§ **WRITTEN PROBLEM**
Find the lines holding the word "this" and collect them.
|---|
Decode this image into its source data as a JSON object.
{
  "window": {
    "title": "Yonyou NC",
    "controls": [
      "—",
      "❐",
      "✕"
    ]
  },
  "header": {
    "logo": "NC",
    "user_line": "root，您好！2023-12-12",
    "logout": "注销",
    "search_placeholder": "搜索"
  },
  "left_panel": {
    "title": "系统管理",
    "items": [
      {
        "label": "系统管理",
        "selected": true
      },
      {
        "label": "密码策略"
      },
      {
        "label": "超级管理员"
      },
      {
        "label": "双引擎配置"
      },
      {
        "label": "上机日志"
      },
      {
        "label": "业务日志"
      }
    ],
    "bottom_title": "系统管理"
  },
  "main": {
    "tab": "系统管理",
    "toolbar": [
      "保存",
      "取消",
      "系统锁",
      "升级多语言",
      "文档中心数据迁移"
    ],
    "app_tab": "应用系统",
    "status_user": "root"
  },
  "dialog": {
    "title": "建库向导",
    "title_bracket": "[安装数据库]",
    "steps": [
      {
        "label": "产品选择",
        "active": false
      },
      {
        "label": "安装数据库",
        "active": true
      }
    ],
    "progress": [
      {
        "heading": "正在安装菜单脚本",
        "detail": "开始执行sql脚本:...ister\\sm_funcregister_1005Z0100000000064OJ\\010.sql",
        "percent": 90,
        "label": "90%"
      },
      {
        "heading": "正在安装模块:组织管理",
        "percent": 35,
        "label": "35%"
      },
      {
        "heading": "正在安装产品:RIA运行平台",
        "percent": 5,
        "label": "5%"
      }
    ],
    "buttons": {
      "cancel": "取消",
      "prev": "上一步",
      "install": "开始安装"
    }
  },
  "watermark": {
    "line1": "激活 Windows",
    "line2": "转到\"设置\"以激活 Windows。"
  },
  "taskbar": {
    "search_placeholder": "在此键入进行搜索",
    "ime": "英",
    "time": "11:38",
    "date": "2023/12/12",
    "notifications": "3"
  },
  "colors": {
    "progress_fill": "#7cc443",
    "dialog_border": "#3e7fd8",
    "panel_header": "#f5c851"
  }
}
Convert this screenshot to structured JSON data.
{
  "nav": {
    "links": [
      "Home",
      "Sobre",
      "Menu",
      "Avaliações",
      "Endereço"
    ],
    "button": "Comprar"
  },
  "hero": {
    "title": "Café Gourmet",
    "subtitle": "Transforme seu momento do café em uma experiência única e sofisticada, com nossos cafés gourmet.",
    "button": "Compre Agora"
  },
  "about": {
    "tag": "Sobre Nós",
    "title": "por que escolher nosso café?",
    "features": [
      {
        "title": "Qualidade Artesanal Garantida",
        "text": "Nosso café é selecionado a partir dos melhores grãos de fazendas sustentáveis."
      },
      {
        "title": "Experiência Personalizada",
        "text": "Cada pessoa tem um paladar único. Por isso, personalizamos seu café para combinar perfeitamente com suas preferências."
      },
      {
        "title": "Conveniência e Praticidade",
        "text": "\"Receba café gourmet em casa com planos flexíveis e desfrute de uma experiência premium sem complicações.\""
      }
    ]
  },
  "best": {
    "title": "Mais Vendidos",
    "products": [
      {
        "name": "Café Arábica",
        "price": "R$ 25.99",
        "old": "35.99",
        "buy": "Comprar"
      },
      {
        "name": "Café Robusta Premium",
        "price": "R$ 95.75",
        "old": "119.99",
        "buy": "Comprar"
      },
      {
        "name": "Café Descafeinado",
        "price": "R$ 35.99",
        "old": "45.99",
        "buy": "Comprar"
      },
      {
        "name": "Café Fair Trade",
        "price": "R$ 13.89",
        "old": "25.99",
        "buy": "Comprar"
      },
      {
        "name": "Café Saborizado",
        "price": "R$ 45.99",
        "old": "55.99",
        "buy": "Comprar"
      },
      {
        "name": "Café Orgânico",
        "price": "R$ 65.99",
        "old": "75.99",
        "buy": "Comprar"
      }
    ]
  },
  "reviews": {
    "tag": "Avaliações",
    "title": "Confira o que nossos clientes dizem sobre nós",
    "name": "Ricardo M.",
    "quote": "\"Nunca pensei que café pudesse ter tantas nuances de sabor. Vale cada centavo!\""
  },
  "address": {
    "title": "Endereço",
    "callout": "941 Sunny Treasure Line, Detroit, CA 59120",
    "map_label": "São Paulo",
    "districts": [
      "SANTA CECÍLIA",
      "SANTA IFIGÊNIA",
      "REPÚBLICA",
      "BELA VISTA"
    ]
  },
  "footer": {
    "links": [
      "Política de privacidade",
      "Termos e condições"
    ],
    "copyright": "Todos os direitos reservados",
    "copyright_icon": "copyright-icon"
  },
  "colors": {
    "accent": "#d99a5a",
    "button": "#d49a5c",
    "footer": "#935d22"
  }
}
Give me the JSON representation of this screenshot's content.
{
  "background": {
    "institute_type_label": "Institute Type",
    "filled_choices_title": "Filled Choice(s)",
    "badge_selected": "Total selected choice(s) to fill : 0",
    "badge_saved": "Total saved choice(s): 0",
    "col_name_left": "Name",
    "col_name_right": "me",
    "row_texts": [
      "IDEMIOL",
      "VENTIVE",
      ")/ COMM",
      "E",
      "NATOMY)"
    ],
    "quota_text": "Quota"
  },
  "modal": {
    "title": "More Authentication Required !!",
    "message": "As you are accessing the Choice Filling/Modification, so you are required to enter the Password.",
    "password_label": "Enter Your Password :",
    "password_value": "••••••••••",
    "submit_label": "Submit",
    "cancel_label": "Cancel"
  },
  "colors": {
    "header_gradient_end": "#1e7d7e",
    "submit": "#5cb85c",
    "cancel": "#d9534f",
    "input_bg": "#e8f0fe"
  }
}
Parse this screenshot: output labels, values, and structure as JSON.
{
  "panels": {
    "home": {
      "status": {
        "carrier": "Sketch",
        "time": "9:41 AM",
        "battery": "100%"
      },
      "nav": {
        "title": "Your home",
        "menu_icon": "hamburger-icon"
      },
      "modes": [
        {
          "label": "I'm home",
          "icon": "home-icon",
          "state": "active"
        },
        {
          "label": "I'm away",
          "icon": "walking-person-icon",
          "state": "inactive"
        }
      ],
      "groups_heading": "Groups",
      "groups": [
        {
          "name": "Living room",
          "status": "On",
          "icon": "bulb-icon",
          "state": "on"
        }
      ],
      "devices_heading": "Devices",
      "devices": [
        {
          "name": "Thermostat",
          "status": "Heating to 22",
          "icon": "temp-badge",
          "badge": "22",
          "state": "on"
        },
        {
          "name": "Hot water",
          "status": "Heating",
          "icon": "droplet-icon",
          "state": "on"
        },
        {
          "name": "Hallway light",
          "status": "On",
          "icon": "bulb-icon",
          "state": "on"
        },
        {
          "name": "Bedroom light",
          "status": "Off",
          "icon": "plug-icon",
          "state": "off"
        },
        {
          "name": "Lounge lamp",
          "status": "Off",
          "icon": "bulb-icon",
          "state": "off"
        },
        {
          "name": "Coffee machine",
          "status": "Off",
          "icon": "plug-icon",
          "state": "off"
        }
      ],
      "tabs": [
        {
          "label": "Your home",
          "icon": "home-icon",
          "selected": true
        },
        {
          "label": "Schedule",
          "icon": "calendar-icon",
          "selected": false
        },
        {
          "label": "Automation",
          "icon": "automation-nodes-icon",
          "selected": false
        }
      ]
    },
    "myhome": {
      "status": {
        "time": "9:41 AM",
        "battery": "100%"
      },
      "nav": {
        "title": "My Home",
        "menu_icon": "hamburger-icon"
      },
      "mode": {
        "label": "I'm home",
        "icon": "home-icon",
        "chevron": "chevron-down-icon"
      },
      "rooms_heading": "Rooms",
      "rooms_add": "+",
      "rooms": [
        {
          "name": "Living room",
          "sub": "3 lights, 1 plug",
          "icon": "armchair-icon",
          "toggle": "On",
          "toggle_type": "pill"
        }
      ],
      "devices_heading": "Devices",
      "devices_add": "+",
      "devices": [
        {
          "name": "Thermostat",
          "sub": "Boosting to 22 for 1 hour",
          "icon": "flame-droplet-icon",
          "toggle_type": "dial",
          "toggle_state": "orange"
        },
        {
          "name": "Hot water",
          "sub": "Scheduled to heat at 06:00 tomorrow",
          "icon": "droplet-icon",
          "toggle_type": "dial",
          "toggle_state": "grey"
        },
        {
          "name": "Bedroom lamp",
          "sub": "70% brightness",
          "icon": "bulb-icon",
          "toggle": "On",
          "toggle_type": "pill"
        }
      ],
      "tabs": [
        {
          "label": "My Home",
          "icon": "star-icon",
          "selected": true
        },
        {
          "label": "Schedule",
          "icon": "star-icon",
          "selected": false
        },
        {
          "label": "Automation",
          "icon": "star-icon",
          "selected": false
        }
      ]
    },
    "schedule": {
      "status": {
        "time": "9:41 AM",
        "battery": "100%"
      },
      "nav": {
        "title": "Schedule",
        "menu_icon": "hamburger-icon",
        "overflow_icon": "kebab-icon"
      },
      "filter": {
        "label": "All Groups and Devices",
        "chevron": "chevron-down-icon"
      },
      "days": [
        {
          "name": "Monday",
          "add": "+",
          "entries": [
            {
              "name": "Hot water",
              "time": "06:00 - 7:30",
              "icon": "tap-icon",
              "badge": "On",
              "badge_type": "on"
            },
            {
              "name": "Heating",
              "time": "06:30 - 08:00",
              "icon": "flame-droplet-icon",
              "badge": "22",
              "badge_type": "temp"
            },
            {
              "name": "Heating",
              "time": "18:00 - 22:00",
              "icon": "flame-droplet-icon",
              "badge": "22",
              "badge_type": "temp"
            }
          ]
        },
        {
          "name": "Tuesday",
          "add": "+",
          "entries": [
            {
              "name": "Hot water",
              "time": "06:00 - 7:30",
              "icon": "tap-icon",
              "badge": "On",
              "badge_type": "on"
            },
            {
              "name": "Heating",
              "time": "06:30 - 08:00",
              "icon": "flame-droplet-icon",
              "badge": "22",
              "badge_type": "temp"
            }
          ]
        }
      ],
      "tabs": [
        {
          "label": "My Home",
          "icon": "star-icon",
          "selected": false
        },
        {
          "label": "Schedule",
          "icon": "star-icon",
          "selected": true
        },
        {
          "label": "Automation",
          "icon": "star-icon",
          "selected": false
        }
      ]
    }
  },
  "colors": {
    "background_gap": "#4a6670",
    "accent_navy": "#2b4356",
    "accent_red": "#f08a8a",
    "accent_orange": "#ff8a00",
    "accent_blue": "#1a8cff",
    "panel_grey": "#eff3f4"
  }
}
|---|
§ **COMPLETE RESPONSE**
Decode this image into its source data as a JSON object.
Convert this screenshot to structured JSON data.
Give me the JSON representation of this screenshot's content.
Parse this screenshot: output labels, values, and structure as JSON.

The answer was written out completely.